- Texte choisi

══════════════════════════════

Shabaka, New Morning, Paris, 2024

6 mai 2024.

Évènement rue des Petites Écuries : pour la première fois depuis sa décision de dissoudre ses différents groupes et de renoncer à jouer du saxophone, Shabaka Hutchings se présentait sur une scène française afin de jouer le répertoire de son dernier album, “Perceive Its Beauty, Acknowledge Its Grace”, paru trois semaines plus tôt. Le concert affiche complet depuis longtemps, et le New Morning est rempli d’un public attentif et concentré. 

Difficile de savoir à quoi s’attendre : avec ce nouveau disque, Hutchings s’éloignait radicalement des choix artistiques de ses projets précédents, et il n’était pas raisonnable d’imaginer qu’il se présente avec les musiciens qui l’accompagnent sur celui-ci – Jason Moran, Brandee Younger, Nduduzo Makhathini, André 3000, Esperanza Spalding, entre autres.

══════════════════════════════

- Exercices
1. Résumez en deux phrases le texte sur le concert de Shabaka au New Morning.
2. Répondez brièvement à ces questions sur le texte sur le concert de Shabaka au New Morning :
(a) Combien de temps avant le concert le dernier album de Hutchings est-il paru ?
(b) De quel public le New Morning est-il rempli ?
(c) Selon le texte, de quoi Hutchings s'éloignait-il radicalement avec ce nouveau disque ?

- Données enregistrées
══════════════════════════════

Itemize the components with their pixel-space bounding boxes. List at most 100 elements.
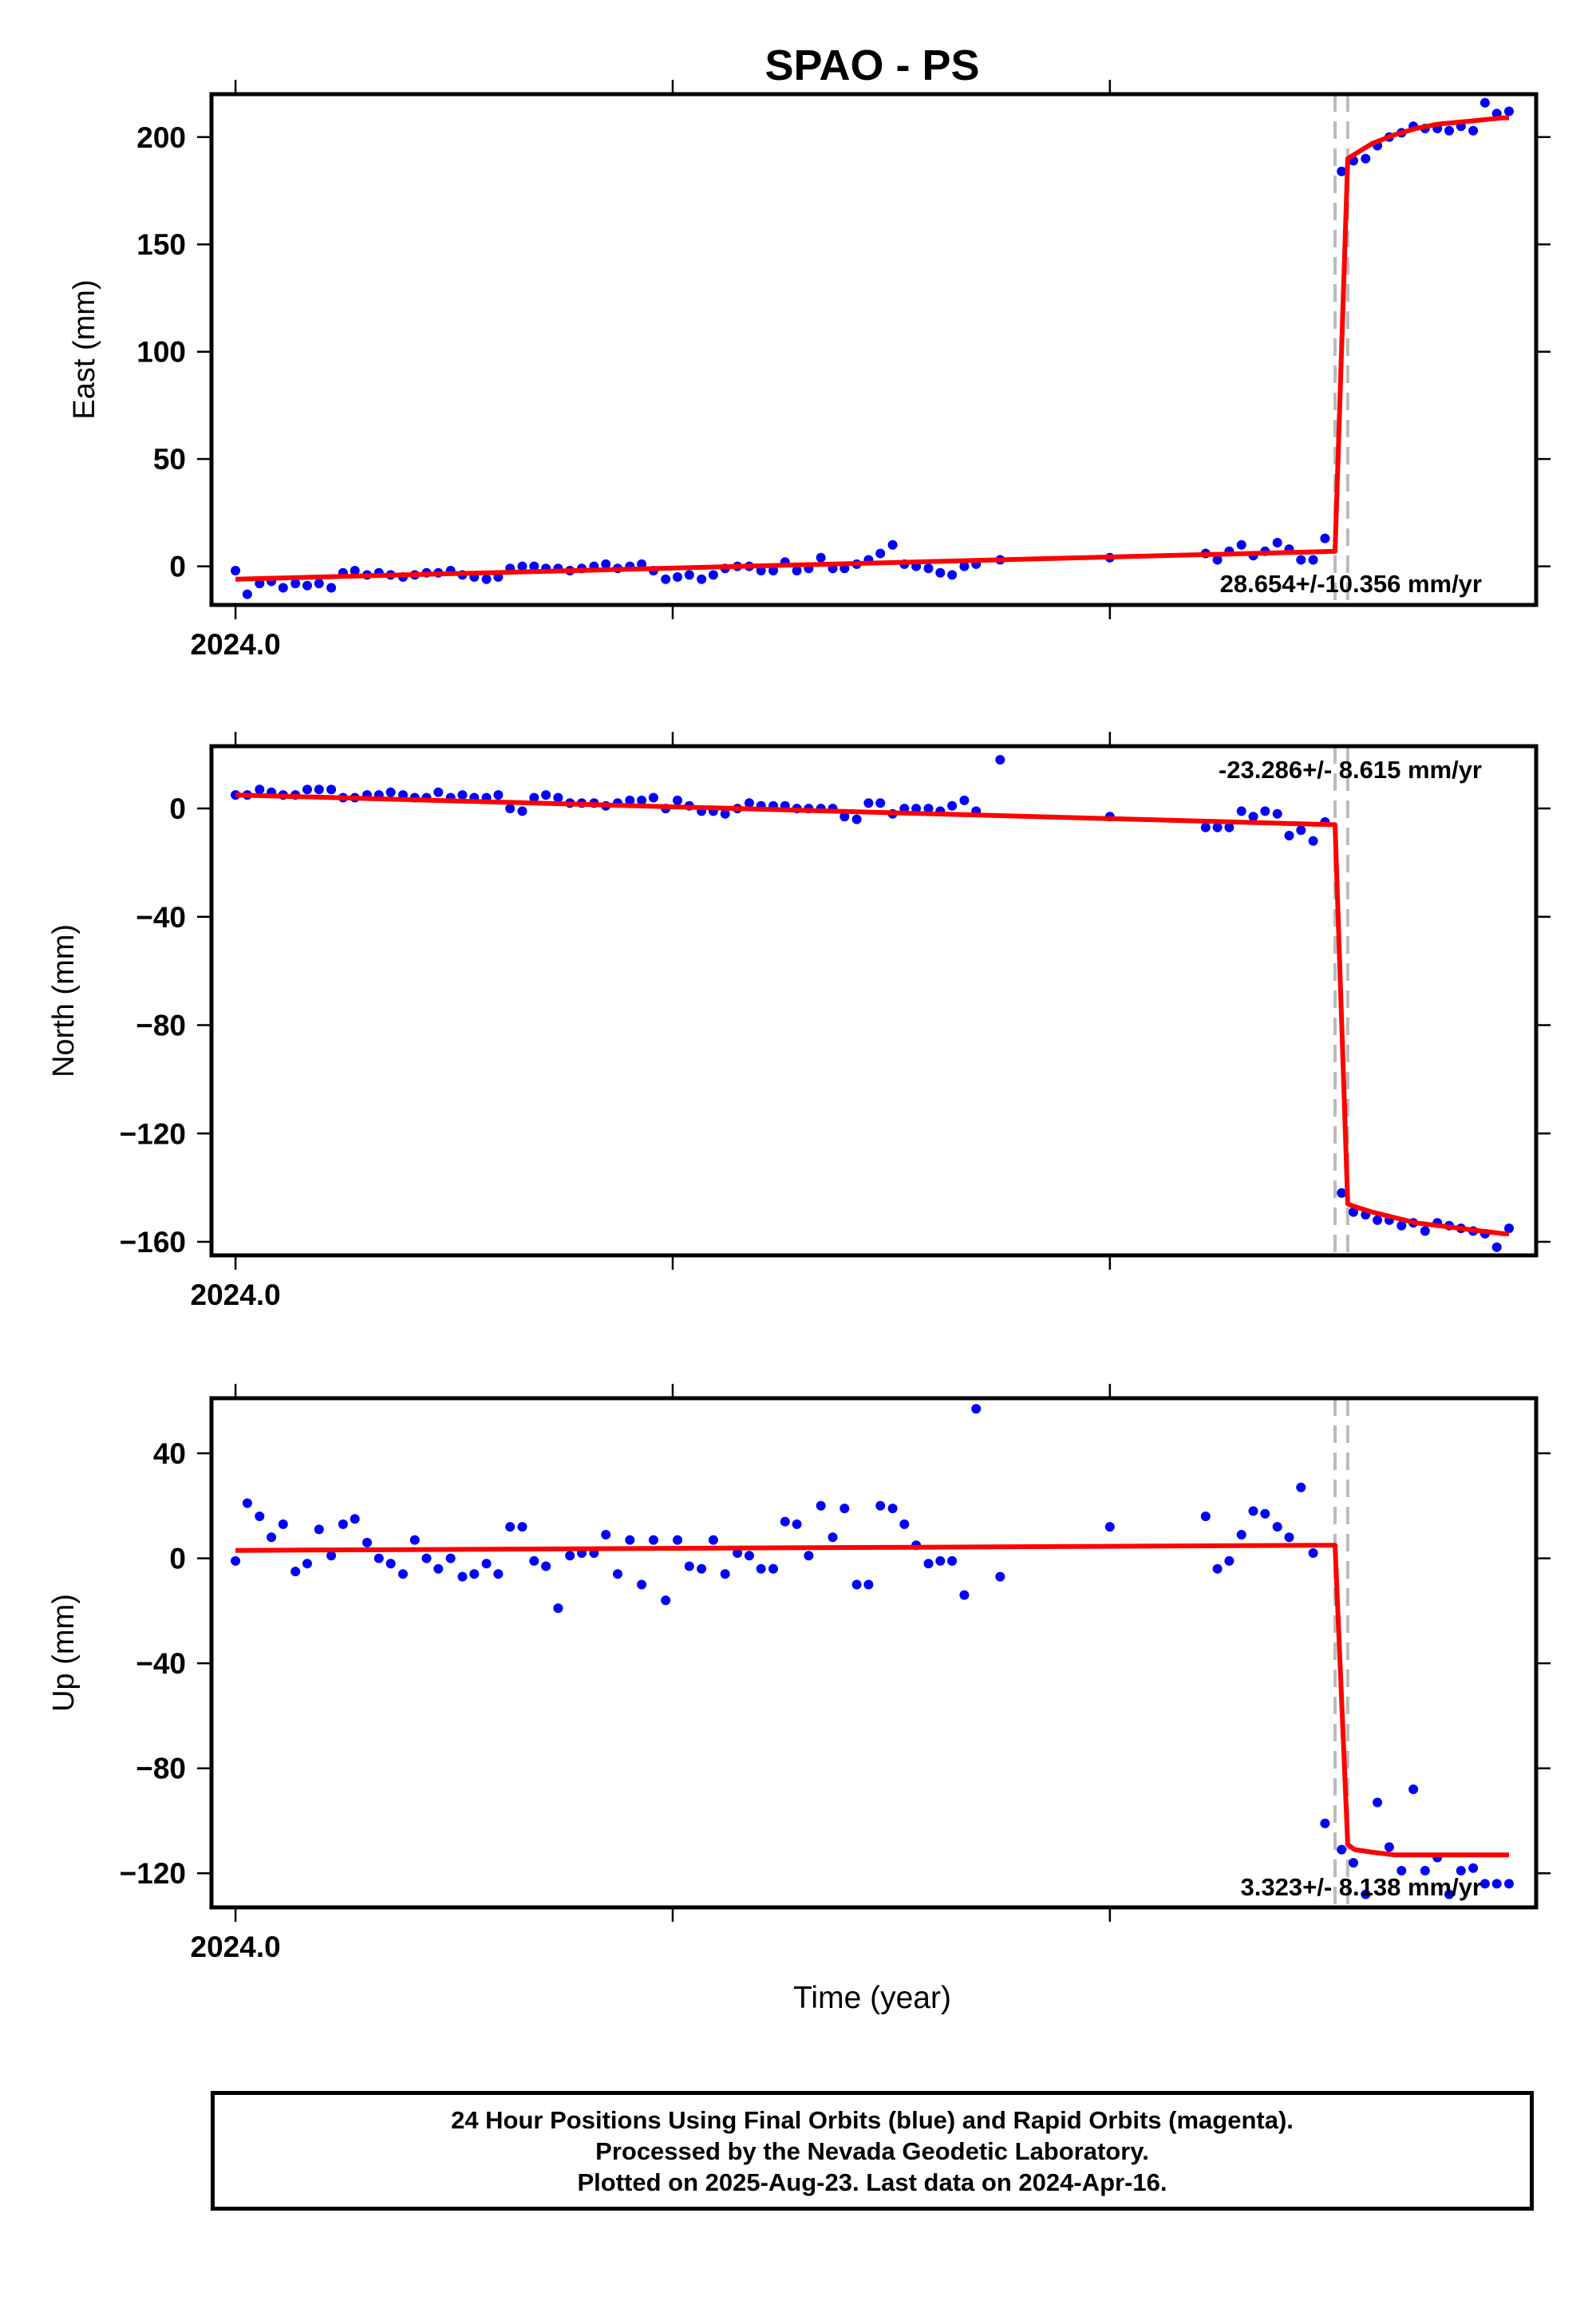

══════════════════════════════

- Réponses attendues
1. Le 6 mai 2024, au New Morning, Shabaka Hutchings se présentait pour la première fois sur une scène française depuis sa décision de dissoudre ses groupes et de renoncer au saxophone, afin de jouer le répertoire de son dernier album, « Perceive Its Beauty, Acknowledge Its Grace ». Le concert affichait complet depuis longtemps, et il était difficile de savoir à quoi s'attendre, car ce disque s'éloignait radicalement des choix artistiques de ses projets précédents.

2.
(a) Trois semaines plus tôt.
(b) D'un public attentif et concentré.
(c) Des choix artistiques de ses projets précédents.